Task requirements:
Check each line of the records below and collect those holding "градиентных".

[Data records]

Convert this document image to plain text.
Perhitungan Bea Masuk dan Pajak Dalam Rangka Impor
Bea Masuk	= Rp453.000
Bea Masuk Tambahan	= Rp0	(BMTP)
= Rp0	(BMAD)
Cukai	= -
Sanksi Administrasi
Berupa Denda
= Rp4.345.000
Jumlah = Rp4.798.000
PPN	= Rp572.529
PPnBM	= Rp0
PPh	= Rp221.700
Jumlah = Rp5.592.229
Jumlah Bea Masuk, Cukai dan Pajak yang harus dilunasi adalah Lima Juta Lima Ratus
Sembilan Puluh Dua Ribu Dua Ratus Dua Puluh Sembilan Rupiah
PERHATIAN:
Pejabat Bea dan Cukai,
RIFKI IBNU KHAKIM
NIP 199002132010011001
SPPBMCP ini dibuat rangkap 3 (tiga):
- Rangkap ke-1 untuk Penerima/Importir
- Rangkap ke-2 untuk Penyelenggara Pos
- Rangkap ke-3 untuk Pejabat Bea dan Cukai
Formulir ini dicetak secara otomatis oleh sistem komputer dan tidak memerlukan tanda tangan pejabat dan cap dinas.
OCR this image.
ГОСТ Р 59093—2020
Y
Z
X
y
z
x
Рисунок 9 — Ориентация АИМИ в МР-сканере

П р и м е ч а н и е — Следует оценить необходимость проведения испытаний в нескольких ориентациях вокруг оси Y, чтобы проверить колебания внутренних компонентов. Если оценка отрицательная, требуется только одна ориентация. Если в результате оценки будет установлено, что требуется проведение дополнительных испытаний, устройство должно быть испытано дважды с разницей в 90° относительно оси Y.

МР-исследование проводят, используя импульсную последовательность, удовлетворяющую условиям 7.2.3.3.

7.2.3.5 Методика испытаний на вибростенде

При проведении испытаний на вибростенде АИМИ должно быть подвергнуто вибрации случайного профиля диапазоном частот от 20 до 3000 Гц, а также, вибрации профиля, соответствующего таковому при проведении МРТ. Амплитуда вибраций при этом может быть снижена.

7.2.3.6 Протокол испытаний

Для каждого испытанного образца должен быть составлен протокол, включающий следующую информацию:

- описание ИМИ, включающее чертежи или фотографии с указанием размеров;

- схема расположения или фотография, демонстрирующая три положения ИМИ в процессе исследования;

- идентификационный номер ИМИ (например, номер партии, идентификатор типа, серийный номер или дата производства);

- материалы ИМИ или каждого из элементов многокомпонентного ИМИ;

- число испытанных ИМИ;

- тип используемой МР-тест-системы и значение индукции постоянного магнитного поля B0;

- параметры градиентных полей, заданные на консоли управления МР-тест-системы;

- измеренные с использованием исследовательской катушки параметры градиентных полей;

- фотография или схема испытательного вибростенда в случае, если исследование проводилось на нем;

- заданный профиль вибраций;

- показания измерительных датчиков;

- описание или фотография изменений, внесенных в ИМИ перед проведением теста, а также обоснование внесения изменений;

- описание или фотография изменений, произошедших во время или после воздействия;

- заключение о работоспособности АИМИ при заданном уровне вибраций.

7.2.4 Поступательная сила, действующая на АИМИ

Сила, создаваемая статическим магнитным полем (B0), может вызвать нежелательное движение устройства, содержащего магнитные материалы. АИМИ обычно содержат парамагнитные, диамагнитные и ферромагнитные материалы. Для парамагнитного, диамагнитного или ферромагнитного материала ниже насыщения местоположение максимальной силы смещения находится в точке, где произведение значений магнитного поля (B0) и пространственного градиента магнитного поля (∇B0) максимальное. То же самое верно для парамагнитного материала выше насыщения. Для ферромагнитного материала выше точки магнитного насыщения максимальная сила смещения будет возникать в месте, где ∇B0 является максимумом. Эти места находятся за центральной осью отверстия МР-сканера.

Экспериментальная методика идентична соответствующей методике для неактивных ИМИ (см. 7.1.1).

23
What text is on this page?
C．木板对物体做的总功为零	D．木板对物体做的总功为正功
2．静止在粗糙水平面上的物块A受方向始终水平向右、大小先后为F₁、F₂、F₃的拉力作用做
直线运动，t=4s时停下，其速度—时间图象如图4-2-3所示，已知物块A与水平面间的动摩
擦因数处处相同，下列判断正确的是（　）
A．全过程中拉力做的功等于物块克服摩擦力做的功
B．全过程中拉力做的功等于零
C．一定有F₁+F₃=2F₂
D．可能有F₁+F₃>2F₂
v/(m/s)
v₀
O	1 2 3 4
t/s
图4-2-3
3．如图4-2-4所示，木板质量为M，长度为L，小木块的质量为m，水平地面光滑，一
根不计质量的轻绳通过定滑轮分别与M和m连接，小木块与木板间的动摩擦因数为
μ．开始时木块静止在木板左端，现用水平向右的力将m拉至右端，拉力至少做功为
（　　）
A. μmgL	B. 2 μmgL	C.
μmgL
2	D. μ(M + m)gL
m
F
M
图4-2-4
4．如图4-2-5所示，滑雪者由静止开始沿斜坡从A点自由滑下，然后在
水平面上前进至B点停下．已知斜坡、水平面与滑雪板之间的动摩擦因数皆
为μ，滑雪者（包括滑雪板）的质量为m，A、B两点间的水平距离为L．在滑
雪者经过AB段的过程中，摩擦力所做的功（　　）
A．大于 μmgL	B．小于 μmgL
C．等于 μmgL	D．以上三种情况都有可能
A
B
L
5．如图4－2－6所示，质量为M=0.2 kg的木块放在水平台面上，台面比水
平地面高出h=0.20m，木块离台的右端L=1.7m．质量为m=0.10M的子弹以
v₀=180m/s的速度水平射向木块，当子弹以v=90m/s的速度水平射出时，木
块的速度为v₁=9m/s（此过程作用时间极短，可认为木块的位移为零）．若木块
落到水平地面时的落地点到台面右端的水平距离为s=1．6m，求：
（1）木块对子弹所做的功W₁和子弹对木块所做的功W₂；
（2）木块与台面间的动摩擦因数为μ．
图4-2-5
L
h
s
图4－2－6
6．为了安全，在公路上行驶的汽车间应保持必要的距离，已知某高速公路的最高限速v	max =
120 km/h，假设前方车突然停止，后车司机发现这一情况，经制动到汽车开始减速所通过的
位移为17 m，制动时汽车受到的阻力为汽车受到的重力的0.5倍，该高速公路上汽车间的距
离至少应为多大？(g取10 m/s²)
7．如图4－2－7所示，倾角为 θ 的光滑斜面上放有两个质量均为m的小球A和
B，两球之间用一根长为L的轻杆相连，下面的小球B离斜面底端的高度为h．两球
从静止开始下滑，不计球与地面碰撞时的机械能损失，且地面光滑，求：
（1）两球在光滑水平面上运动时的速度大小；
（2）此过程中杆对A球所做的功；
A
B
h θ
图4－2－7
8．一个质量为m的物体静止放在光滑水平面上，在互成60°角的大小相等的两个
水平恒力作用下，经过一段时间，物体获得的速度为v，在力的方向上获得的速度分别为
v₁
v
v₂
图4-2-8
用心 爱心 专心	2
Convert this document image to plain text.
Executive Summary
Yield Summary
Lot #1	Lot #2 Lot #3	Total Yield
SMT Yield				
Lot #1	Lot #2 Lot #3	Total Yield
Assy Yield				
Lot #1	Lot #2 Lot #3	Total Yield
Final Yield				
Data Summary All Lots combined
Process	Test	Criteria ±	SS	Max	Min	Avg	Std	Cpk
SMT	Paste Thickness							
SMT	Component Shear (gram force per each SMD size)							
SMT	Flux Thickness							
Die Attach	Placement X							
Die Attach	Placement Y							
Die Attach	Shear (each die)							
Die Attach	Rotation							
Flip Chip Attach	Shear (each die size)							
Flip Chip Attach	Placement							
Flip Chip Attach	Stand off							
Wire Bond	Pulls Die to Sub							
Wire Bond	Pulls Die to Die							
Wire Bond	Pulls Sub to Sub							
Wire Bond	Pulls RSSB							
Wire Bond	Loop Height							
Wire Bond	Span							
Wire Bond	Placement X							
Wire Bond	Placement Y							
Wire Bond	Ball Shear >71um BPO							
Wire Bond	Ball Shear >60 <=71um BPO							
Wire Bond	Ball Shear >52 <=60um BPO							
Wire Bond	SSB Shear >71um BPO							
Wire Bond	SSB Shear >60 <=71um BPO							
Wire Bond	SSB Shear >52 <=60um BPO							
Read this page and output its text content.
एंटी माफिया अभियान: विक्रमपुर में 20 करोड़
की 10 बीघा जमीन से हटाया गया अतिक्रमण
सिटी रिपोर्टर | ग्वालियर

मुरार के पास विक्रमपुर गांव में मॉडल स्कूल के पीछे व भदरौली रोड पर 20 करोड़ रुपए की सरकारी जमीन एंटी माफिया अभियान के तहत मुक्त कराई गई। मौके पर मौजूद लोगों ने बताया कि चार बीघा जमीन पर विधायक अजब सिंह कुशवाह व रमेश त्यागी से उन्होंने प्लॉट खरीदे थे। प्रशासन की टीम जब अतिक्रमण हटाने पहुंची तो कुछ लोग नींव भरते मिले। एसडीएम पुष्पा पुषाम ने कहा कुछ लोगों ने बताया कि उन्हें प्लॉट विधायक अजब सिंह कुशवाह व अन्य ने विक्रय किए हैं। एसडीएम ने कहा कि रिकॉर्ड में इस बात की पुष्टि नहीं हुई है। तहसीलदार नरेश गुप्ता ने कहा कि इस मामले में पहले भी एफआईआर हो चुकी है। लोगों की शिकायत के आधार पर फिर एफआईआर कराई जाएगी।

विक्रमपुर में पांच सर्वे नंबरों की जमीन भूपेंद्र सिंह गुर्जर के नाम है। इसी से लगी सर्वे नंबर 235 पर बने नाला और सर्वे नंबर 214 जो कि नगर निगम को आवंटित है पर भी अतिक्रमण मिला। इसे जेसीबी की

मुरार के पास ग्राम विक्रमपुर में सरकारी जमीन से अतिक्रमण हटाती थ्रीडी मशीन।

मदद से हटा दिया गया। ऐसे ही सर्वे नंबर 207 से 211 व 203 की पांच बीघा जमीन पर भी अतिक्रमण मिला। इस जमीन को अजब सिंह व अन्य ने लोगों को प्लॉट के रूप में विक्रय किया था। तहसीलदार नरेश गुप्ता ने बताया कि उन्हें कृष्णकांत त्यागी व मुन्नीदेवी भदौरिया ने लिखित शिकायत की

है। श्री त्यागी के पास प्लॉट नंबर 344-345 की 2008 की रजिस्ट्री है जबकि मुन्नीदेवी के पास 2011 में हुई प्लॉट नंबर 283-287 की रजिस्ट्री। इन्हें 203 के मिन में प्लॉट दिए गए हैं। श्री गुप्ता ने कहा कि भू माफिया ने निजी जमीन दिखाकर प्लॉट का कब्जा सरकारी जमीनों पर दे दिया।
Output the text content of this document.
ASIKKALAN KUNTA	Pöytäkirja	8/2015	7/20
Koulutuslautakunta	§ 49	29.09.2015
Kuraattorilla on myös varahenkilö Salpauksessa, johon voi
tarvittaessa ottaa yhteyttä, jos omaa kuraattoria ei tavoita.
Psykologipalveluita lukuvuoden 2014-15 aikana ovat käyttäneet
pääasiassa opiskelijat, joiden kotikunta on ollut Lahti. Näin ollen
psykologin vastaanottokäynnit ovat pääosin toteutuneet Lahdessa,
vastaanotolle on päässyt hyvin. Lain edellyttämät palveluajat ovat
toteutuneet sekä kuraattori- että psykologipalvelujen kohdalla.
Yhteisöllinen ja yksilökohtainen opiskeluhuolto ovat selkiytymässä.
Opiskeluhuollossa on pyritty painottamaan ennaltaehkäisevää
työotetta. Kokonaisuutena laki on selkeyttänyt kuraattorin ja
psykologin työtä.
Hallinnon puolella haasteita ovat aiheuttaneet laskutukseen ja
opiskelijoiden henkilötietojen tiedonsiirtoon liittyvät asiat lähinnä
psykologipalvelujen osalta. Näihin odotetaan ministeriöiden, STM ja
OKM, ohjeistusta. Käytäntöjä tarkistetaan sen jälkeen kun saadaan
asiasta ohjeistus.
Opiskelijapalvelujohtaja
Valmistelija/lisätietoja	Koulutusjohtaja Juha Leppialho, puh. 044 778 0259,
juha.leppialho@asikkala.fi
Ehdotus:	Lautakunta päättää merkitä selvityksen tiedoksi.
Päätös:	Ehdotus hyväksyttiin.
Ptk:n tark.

Task output:
- параметры градиентных полей, заданные на консоли управления МР-тест-системы;
- измеренные с использованием исследовательской катушки параметры градиентных полей;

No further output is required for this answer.